# SOURCE MATERIAL start
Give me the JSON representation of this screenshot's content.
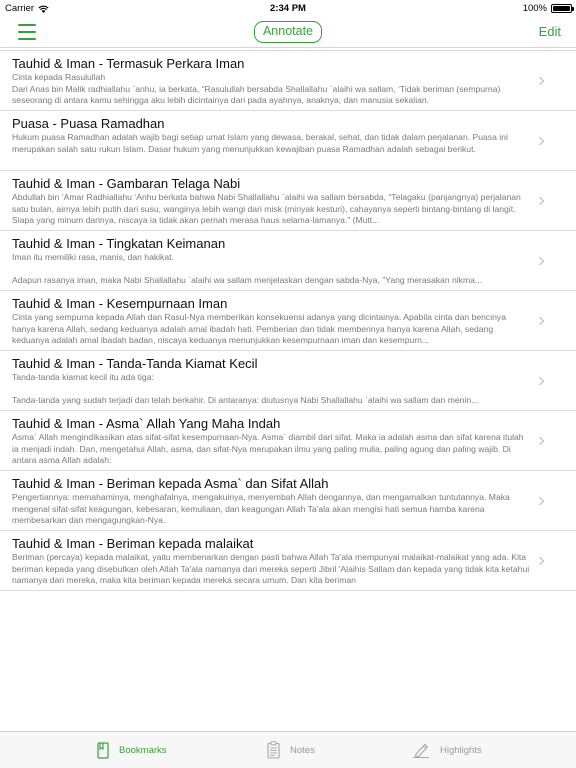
{
  "status": {
    "carrier": "Carrier",
    "time": "2:34 PM",
    "battery": "100%",
    "battery_level": 1.0
  },
  "nav": {
    "annotate_label": "Annotate",
    "edit_label": "Edit"
  },
  "items": [
    {
      "title": "Tauhid & Iman - Termasuk Perkara Iman",
      "preview": "Cinta kepada Rasulullah\nDari Anas bin Malik radhiallahu `anhu, ia berkata, “Rasulullah bersabda Shallallahu `alaihi wa sallam, ‘Tidak beriman (sempurna) seseorang di antara kamu sehingga aku lebih dicintainya dari pada ayahnya, anaknya, dan manusia sekalian."
    },
    {
      "title": "Puasa - Puasa Ramadhan",
      "preview": "Hukum puasa Ramadhan adalah wajib bagi setiap umat Islam yang dewasa, berakal, sehat, dan tidak dalam perjalanan. Puasa ini merupakan salah satu rukun Islam. Dasar hukum yang menunjukkan kewajiban puasa Ramadhan adalah sebagai berikut."
    },
    {
      "title": "Tauhid & Iman - Gambaran Telaga Nabi",
      "preview": "Abdullah bin ‘Amar Radhiallahu ‘Anhu berkata bahwa Nabi Shallallahu `alaihi wa sallam bersabda, “Telagaku (panjangnya) perjalanan satu bulan, airnya lebih putih dari susu, wanginya lebih wangi dari misk (minyak kesturi), cahayanya seperti bintang-bintang di langit. Siapa yang minum darinya, niscaya ia tidak akan pernah merasa haus selama-lamanya.” (Mutt..."
    },
    {
      "title": "Tauhid & Iman - Tingkatan Keimanan",
      "preview": "Iman itu memiliki rasa, manis, dan hakikat.\n\nAdapun rasanya iman, maka Nabi Shallallahu `alaihi wa sallam menjelaskan dengan sabda-Nya, \"Yang merasakan nikma..."
    },
    {
      "title": "Tauhid & Iman - Kesempurnaan Iman",
      "preview": "Cinta yang sempurna kepada Allah dan Rasul-Nya memberikan konsekuensi adanya yang dicintainya. Apabila cinta dan bencinya hanya karena Allah, sedang keduanya adalah amal ibadah hati. Pemberian dan tidak memberinya hanya karena Allah, sedang keduanya adalah amal ibadah badan, niscaya keduanya menunjukkan kesempurnaan iman dan kesempurn..."
    },
    {
      "title": "Tauhid & Iman - Tanda-Tanda Kiamat Kecil",
      "preview": "Tanda-tanda kiamat kecil itu ada tiga:\n\nTanda-tanda yang sudah terjadi dan telah berkahir. Di antaranya: diutusnya Nabi Shallallahu `alaihi wa sallam dan menin..."
    },
    {
      "title": "Tauhid & Iman - Asma` Allah Yang Maha Indah",
      "preview": "Asma` Allah mengindikasikan atas sifat-sifat kesempurnaan-Nya. Asma` diambil dari sifat. Maka ia adalah asma dan sifat karena itulah ia menjadi indah. Dan, mengetahui Allah, asma, dan sifat-Nya merupakan ilmu yang paling mulia, paling agung dan paling wajib. Di antara asma Allah adalah:"
    },
    {
      "title": "Tauhid & Iman - Beriman kepada Asma` dan Sifat Allah",
      "preview": "Pengertiannya: memahaminya, menghafalnya, mengakuinya, menyembah Allah dengannya, dan mengamalkan tuntutannya. Maka mengenal sifat-sifat keagungan, kebesaran, kemuliaan, dan keagungan Allah Ta'ala akan mengisi hati semua hamba karena membesarkan dan mengagungkan-Nya."
    },
    {
      "title": "Tauhid & Iman - Beriman kepada malaikat",
      "preview": "Beriman (percaya) kepada malaikat, yaitu membenarkan dengan pasti bahwa Allah Ta'ala mempunyai malaikat-malaikat yang ada. Kita beriman kepada yang disebutkan oleh Allah Ta'ala namanya dari mereka seperti Jibril 'Alaihis Sallam dan kepada yang tidak kita ketahui namanya dari mereka, maka kita beriman kepada mereka secara umum. Dan kita beriman"
    }
  ],
  "tabs": {
    "bookmarks": "Bookmarks",
    "notes": "Notes",
    "highlights": "Highlights"
  },
  "colors": {
    "accent": "#3aa03a",
    "inactive_tab": "#9a9a9a",
    "preview_text": "#7a7a7a"
  }
}
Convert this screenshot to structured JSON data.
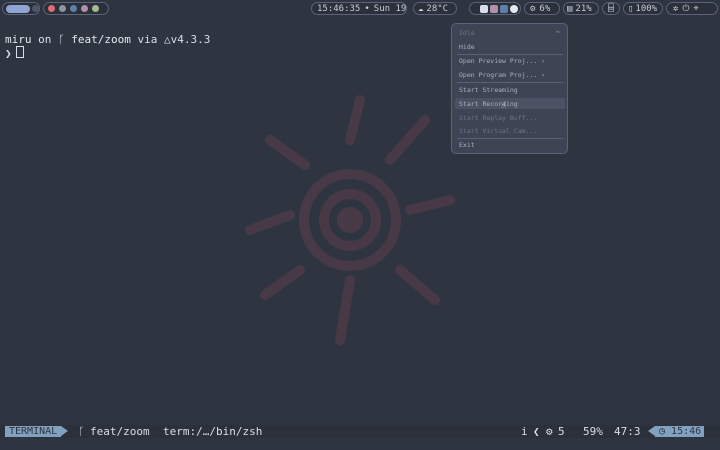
# SOURCE MATERIAL end
### EXERCISE DIRECTIONS
Without including any pictures, output all the entries above exactly.

### EXERCISE SOLUTION
Give me the JSON representation of this screenshot's content.
{
  "status": {
    "carrier": "Carrier",
    "time": "2:34 PM",
    "battery": "100%",
    "battery_level": 1.0
  },
  "nav": {
    "annotate_label": "Annotate",
    "edit_label": "Edit"
  },
  "items": [
    {
      "title": "Tauhid & Iman - Termasuk Perkara Iman",
      "preview": "Cinta kepada Rasulullah\nDari Anas bin Malik radhiallahu `anhu, ia berkata, “Rasulullah bersabda Shallallahu `alaihi wa sallam, ‘Tidak beriman (sempurna) seseorang di antara kamu sehingga aku lebih dicintainya dari pada ayahnya, anaknya, dan manusia sekalian."
    },
    {
      "title": "Puasa - Puasa Ramadhan",
      "preview": "Hukum puasa Ramadhan adalah wajib bagi setiap umat Islam yang dewasa, berakal, sehat, dan tidak dalam perjalanan. Puasa ini merupakan salah satu rukun Islam. Dasar hukum yang menunjukkan kewajiban puasa Ramadhan adalah sebagai berikut."
    },
    {
      "title": "Tauhid & Iman - Gambaran Telaga Nabi",
      "preview": "Abdullah bin ‘Amar Radhiallahu ‘Anhu berkata bahwa Nabi Shallallahu `alaihi wa sallam bersabda, “Telagaku (panjangnya) perjalanan satu bulan, airnya lebih putih dari susu, wanginya lebih wangi dari misk (minyak kesturi), cahayanya seperti bintang-bintang di langit. Siapa yang minum darinya, niscaya ia tidak akan pernah merasa haus selama-lamanya.” (Mutt..."
    },
    {
      "title": "Tauhid & Iman - Tingkatan Keimanan",
      "preview": "Iman itu memiliki rasa, manis, dan hakikat.\n\nAdapun rasanya iman, maka Nabi Shallallahu `alaihi wa sallam menjelaskan dengan sabda-Nya, \"Yang merasakan nikma..."
    },
    {
      "title": "Tauhid & Iman - Kesempurnaan Iman",
      "preview": "Cinta yang sempurna kepada Allah dan Rasul-Nya memberikan konsekuensi adanya yang dicintainya. Apabila cinta dan bencinya hanya karena Allah, sedang keduanya adalah amal ibadah hati. Pemberian dan tidak memberinya hanya karena Allah, sedang keduanya adalah amal ibadah badan, niscaya keduanya menunjukkan kesempurnaan iman dan kesempurn..."
    },
    {
      "title": "Tauhid & Iman - Tanda-Tanda Kiamat Kecil",
      "preview": "Tanda-tanda kiamat kecil itu ada tiga:\n\nTanda-tanda yang sudah terjadi dan telah berkahir. Di antaranya: diutusnya Nabi Shallallahu `alaihi wa sallam dan menin..."
    },
    {
      "title": "Tauhid & Iman - Asma` Allah Yang Maha Indah",
      "preview": "Asma` Allah mengindikasikan atas sifat-sifat kesempurnaan-Nya. Asma` diambil dari sifat. Maka ia adalah asma dan sifat karena itulah ia menjadi indah. Dan, mengetahui Allah, asma, dan sifat-Nya merupakan ilmu yang paling mulia, paling agung dan paling wajib. Di antara asma Allah adalah:"
    },
    {
      "title": "Tauhid & Iman - Beriman kepada Asma` dan Sifat Allah",
      "preview": "Pengertiannya: memahaminya, menghafalnya, mengakuinya, menyembah Allah dengannya, dan mengamalkan tuntutannya. Maka mengenal sifat-sifat keagungan, kebesaran, kemuliaan, dan keagungan Allah Ta'ala akan mengisi hati semua hamba karena membesarkan dan mengagungkan-Nya."
    },
    {
      "title": "Tauhid & Iman - Beriman kepada malaikat",
      "preview": "Beriman (percaya) kepada malaikat, yaitu membenarkan dengan pasti bahwa Allah Ta'ala mempunyai malaikat-malaikat yang ada. Kita beriman kepada yang disebutkan oleh Allah Ta'ala namanya dari mereka seperti Jibril 'Alaihis Sallam dan kepada yang tidak kita ketahui namanya dari mereka, maka kita beriman kepada mereka secara umum. Dan kita beriman"
    }
  ],
  "tabs": {
    "bookmarks": "Bookmarks",
    "notes": "Notes",
    "highlights": "Highlights"
  },
  "colors": {
    "accent": "#3aa03a",
    "inactive_tab": "#9a9a9a",
    "preview_text": "#7a7a7a"
  }
}
Convert this screenshot to structured JSON data.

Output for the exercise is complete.